▶ [Dataset items]
++++++++++

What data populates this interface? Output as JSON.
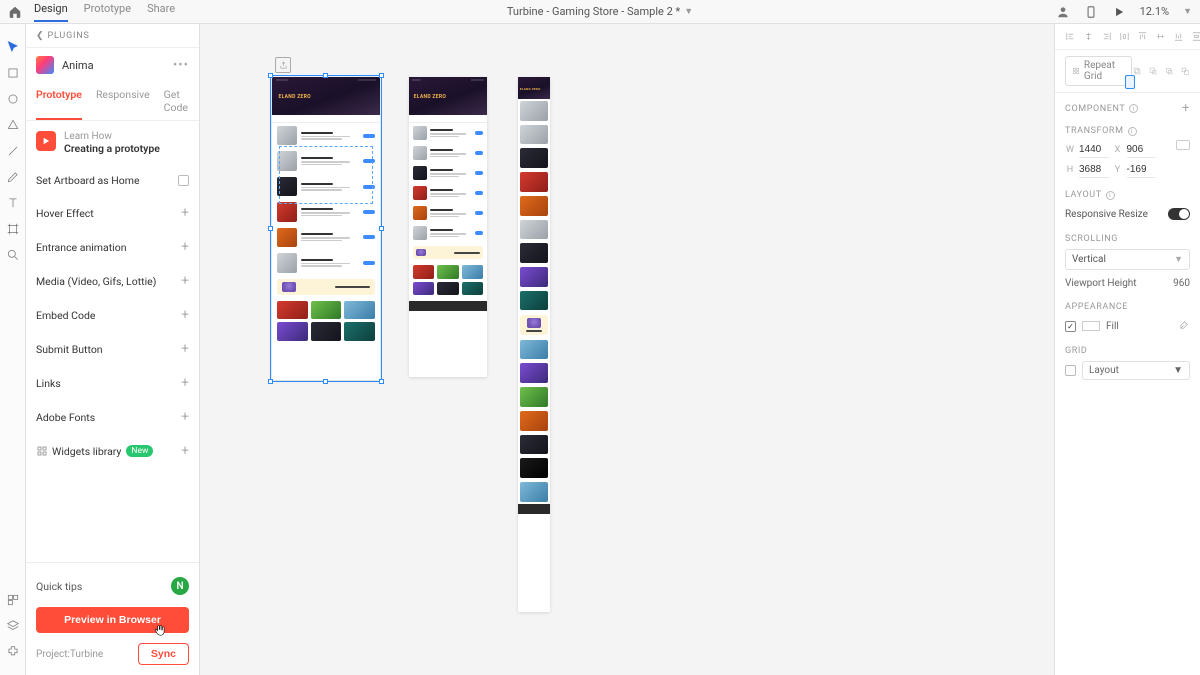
{
  "top": {
    "tabs": [
      "Design",
      "Prototype",
      "Share"
    ],
    "active_tab": 0,
    "doc_title": "Turbine - Gaming Store - Sample 2 *",
    "zoom": "12.1%"
  },
  "left": {
    "crumb": "PLUGINS",
    "plugin_name": "Anima",
    "subtabs": [
      "Prototype",
      "Responsive",
      "Get Code"
    ],
    "active_subtab": 0,
    "learn_sub": "Learn How",
    "learn_title": "Creating a prototype",
    "options": [
      {
        "label": "Set Artboard as Home",
        "kind": "check"
      },
      {
        "label": "Hover Effect",
        "kind": "plus"
      },
      {
        "label": "Entrance animation",
        "kind": "plus"
      },
      {
        "label": "Media (Video, Gifs, Lottie)",
        "kind": "plus"
      },
      {
        "label": "Embed Code",
        "kind": "plus"
      },
      {
        "label": "Submit Button",
        "kind": "plus"
      },
      {
        "label": "Links",
        "kind": "plus"
      },
      {
        "label": "Adobe Fonts",
        "kind": "plus"
      },
      {
        "label": "Widgets library",
        "kind": "plus",
        "badge": "New"
      }
    ],
    "quick_tips": "Quick tips",
    "avatar_initial": "N",
    "preview": "Preview in Browser",
    "project_label": "Project:Turbine",
    "sync": "Sync"
  },
  "canvas": {
    "artboards": [
      {
        "title": "ELAND ZERO"
      },
      {
        "title": "ELAND ZERO"
      },
      {
        "title": "ELAND ZERO"
      }
    ]
  },
  "right": {
    "repeat": "Repeat Grid",
    "sections": {
      "component": "COMPONENT",
      "transform": "TRANSFORM",
      "layout": "LAYOUT",
      "scrolling": "SCROLLING",
      "appearance": "APPEARANCE",
      "grid": "GRID"
    },
    "transform": {
      "W": "1440",
      "X": "906",
      "H": "3688",
      "Y": "-169"
    },
    "responsive_label": "Responsive Resize",
    "responsive_on": true,
    "scroll_value": "Vertical",
    "viewport_label": "Viewport Height",
    "viewport_value": "960",
    "fill_label": "Fill",
    "grid_value": "Layout"
  }
}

++++++++++

▶ [Problem statement] Return all the entries word for word, but omit any pictures they contain.

▶ [The solution]
What data populates this interface? Output as JSON.
{
  "top": {
    "tabs": [
      "Design",
      "Prototype",
      "Share"
    ],
    "active_tab": 0,
    "doc_title": "Turbine - Gaming Store - Sample 2 *",
    "zoom": "12.1%"
  },
  "left": {
    "crumb": "PLUGINS",
    "plugin_name": "Anima",
    "subtabs": [
      "Prototype",
      "Responsive",
      "Get Code"
    ],
    "active_subtab": 0,
    "learn_sub": "Learn How",
    "learn_title": "Creating a prototype",
    "options": [
      {
        "label": "Set Artboard as Home",
        "kind": "check"
      },
      {
        "label": "Hover Effect",
        "kind": "plus"
      },
      {
        "label": "Entrance animation",
        "kind": "plus"
      },
      {
        "label": "Media (Video, Gifs, Lottie)",
        "kind": "plus"
      },
      {
        "label": "Embed Code",
        "kind": "plus"
      },
      {
        "label": "Submit Button",
        "kind": "plus"
      },
      {
        "label": "Links",
        "kind": "plus"
      },
      {
        "label": "Adobe Fonts",
        "kind": "plus"
      },
      {
        "label": "Widgets library",
        "kind": "plus",
        "badge": "New"
      }
    ],
    "quick_tips": "Quick tips",
    "avatar_initial": "N",
    "preview": "Preview in Browser",
    "project_label": "Project:Turbine",
    "sync": "Sync"
  },
  "canvas": {
    "artboards": [
      {
        "title": "ELAND ZERO"
      },
      {
        "title": "ELAND ZERO"
      },
      {
        "title": "ELAND ZERO"
      }
    ]
  },
  "right": {
    "repeat": "Repeat Grid",
    "sections": {
      "component": "COMPONENT",
      "transform": "TRANSFORM",
      "layout": "LAYOUT",
      "scrolling": "SCROLLING",
      "appearance": "APPEARANCE",
      "grid": "GRID"
    },
    "transform": {
      "W": "1440",
      "X": "906",
      "H": "3688",
      "Y": "-169"
    },
    "responsive_label": "Responsive Resize",
    "responsive_on": true,
    "scroll_value": "Vertical",
    "viewport_label": "Viewport Height",
    "viewport_value": "960",
    "fill_label": "Fill",
    "grid_value": "Layout"
  }
}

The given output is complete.